WHAT YOU HAVE TO DO:
Copy the items verbatim from the start through the line containing "539, 552, 564]", including that line.

═════ RECORDS FOR PROCESSING

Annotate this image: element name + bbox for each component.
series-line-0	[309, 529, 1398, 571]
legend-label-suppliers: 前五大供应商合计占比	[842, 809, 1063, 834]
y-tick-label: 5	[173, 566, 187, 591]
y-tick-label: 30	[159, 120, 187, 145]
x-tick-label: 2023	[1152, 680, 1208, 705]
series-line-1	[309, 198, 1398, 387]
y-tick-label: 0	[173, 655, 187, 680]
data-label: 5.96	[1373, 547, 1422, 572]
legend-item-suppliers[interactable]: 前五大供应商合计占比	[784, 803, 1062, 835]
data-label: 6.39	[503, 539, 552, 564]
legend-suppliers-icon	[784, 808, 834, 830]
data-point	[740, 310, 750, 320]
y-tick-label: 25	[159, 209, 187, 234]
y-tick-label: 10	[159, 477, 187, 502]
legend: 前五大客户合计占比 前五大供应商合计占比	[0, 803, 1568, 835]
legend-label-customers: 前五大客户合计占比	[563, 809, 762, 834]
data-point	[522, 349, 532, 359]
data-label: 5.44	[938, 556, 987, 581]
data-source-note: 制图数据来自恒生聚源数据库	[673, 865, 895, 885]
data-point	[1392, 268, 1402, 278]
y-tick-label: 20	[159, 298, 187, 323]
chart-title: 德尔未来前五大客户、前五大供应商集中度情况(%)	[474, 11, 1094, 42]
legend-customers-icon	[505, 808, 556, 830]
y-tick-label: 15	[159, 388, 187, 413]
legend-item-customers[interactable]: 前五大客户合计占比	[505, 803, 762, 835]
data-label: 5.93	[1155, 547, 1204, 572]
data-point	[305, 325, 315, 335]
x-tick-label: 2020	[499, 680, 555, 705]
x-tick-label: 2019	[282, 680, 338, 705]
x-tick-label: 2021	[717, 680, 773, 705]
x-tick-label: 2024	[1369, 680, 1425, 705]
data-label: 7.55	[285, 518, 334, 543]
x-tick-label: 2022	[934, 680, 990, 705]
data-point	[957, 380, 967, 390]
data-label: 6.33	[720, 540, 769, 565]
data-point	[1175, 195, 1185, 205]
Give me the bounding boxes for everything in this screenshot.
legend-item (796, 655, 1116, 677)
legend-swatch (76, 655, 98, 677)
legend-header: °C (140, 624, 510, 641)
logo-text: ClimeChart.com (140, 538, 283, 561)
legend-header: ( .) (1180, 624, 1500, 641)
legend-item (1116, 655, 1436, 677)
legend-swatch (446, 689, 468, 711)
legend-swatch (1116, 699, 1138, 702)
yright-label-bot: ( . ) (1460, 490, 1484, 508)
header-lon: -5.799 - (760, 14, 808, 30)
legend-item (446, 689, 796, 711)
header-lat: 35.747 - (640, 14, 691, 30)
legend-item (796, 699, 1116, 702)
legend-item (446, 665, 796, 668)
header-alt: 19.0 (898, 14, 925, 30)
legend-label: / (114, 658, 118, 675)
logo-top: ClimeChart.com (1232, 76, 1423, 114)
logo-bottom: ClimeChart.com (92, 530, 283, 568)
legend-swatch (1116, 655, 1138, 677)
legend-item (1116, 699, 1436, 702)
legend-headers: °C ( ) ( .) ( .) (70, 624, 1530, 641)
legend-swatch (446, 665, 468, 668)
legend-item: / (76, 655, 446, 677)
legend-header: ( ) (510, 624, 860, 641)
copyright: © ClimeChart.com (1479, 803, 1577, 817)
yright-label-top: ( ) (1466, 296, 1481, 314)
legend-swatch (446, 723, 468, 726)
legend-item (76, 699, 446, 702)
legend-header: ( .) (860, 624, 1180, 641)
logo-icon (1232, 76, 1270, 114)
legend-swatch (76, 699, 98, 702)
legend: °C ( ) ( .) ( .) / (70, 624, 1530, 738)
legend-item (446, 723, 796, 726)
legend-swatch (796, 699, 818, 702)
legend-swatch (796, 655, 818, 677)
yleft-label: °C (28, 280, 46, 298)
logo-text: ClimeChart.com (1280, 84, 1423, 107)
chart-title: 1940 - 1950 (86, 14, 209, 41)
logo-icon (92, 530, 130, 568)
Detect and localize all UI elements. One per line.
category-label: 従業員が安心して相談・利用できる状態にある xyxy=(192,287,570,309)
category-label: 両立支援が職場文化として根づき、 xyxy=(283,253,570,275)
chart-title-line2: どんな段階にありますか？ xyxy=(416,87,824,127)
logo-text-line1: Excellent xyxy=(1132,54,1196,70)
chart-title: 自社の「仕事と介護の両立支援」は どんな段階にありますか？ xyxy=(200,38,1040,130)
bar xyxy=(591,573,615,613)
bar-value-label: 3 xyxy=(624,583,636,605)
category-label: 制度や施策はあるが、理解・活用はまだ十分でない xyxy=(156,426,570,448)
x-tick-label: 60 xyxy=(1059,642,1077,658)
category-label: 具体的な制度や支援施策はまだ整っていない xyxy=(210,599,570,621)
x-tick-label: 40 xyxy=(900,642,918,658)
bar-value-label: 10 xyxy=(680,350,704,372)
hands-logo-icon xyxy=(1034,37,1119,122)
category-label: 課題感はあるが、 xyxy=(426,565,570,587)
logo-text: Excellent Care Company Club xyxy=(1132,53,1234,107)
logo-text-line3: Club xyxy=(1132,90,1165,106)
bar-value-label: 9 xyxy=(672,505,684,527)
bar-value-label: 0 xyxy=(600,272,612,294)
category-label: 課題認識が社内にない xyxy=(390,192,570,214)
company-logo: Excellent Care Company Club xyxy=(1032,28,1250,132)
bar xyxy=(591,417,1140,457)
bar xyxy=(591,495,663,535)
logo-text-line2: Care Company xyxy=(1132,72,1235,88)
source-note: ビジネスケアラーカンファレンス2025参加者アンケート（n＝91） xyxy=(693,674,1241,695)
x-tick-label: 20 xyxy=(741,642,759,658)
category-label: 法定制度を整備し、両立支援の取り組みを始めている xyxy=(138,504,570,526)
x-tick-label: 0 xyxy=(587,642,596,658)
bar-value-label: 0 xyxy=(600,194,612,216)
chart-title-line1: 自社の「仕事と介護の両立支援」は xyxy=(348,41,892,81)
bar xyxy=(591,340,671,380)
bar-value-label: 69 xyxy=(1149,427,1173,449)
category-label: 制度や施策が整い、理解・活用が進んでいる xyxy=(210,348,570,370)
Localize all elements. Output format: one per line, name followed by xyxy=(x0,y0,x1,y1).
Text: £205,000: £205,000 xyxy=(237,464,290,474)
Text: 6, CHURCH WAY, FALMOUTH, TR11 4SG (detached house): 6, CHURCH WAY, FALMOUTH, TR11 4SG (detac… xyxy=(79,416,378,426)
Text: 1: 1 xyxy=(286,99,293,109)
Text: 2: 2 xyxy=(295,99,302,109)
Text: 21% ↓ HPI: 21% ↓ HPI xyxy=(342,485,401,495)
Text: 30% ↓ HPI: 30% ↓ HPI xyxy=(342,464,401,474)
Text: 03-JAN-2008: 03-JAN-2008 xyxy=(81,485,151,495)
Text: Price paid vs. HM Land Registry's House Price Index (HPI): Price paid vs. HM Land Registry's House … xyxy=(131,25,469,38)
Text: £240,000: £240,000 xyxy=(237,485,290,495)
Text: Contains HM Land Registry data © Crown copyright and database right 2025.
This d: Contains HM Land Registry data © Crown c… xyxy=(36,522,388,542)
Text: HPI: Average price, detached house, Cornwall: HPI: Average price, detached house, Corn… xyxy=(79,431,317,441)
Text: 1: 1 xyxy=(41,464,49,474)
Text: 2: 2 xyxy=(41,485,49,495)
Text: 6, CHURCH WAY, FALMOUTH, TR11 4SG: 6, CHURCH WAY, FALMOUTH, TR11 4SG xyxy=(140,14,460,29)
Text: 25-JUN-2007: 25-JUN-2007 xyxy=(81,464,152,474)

══════════

WRITTEN REPLY:
Annotate this image: element name + bbox for each component.
series-line-0	[309, 529, 1398, 571]
legend-label-suppliers: 前五大供应商合计占比	[842, 809, 1063, 834]
y-tick-label: 5	[173, 566, 187, 591]
y-tick-label: 30	[159, 120, 187, 145]
x-tick-label: 2023	[1152, 680, 1208, 705]
series-line-1	[309, 198, 1398, 387]
y-tick-label: 0	[173, 655, 187, 680]
data-label: 5.96	[1373, 547, 1422, 572]
legend-item-suppliers[interactable]: 前五大供应商合计占比	[784, 803, 1062, 835]
data-label: 6.39	[503, 539, 552, 564]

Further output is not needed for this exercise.